→ EXERCISE OBJECTIVE: Locate all lines in the data below that hold "капитального" and show them.

*-*-*

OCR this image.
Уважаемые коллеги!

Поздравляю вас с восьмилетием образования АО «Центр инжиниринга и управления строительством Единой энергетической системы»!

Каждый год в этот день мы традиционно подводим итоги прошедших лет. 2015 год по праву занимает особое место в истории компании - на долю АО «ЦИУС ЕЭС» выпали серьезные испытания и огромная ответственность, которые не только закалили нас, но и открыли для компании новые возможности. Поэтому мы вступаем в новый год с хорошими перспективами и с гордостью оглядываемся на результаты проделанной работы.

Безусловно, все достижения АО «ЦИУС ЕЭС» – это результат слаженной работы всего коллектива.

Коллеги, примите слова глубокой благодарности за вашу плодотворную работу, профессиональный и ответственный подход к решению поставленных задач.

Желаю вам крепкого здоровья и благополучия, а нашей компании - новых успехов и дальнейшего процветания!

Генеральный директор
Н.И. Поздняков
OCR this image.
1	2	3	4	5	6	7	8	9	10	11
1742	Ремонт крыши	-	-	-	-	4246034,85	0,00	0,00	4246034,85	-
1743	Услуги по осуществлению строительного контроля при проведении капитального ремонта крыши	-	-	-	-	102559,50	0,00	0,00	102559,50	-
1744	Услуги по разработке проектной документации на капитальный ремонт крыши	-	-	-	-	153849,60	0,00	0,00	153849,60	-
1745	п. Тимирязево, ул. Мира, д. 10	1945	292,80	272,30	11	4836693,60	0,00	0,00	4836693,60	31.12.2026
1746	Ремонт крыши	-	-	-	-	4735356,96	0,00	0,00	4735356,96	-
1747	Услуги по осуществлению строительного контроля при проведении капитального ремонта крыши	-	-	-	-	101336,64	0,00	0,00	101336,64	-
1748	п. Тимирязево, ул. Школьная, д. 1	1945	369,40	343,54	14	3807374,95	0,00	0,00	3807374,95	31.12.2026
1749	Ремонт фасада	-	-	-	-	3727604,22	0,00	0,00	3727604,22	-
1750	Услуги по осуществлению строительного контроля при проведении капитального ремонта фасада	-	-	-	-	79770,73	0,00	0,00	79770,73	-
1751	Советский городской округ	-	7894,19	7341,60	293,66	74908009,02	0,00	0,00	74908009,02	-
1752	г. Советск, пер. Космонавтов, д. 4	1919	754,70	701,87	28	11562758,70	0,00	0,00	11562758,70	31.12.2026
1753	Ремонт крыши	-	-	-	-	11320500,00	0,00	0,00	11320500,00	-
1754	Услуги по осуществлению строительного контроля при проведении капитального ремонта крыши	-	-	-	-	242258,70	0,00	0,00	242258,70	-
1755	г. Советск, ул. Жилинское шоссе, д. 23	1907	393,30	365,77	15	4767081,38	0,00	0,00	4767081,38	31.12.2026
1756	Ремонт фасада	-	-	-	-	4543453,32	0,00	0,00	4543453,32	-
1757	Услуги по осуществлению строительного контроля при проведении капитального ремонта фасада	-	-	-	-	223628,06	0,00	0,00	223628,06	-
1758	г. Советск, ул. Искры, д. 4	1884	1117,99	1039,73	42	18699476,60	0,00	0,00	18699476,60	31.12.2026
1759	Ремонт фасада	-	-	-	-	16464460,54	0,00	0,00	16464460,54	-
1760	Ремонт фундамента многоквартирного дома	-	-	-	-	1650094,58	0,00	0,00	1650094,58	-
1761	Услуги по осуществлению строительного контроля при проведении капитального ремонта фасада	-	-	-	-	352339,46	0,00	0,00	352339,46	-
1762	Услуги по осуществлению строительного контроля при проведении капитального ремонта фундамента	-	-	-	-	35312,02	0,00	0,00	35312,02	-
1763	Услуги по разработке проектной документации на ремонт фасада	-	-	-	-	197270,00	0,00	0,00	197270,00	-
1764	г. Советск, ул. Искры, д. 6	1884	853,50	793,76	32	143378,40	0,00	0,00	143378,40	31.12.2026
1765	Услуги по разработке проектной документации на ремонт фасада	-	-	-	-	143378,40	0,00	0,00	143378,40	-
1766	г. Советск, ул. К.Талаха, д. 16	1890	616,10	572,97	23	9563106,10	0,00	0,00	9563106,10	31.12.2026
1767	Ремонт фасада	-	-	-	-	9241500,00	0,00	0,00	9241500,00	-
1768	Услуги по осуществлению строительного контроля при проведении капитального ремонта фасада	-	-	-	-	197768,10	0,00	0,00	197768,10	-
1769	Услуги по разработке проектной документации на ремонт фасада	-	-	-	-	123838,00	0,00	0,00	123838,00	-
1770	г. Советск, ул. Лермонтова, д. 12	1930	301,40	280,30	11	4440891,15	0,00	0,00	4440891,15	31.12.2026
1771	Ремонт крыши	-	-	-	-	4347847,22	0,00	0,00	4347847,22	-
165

*-*-*

→ REPLY:
1743	Услуги по осуществлению строительного контроля при проведении капитального ремонта крыши	-	-	-	-	102559,50	0,00	0,00	102559,50	-
1747	Услуги по осуществлению строительного контроля при проведении капитального ремонта крыши	-	-	-	-	101336,64	0,00	0,00	101336,64	-
1750	Услуги по осуществлению строительного контроля при проведении капитального ремонта фасада	-	-	-	-	79770,73	0,00	0,00	79770,73	-
1754	Услуги по осуществлению строительного контроля при проведении капитального ремонта крыши	-	-	-	-	242258,70	0,00	0,00	242258,70	-
1757	Услуги по осуществлению строительного контроля при проведении капитального ремонта фасада	-	-	-	-	223628,06	0,00	0,00	223628,06	-
1761	Услуги по осуществлению строительного контроля при проведении капитального ремонта фасада	-	-	-	-	352339,46	0,00	0,00	352339,46	-
1762	Услуги по осуществлению строительного контроля при проведении капитального ремонта фундамента	-	-	-	-	35312,02	0,00	0,00	35312,02	-
1768	Услуги по осуществлению строительного контроля при проведении капитального ремонта фасада	-	-	-	-	197768,10	0,00	0,00	197768,10	-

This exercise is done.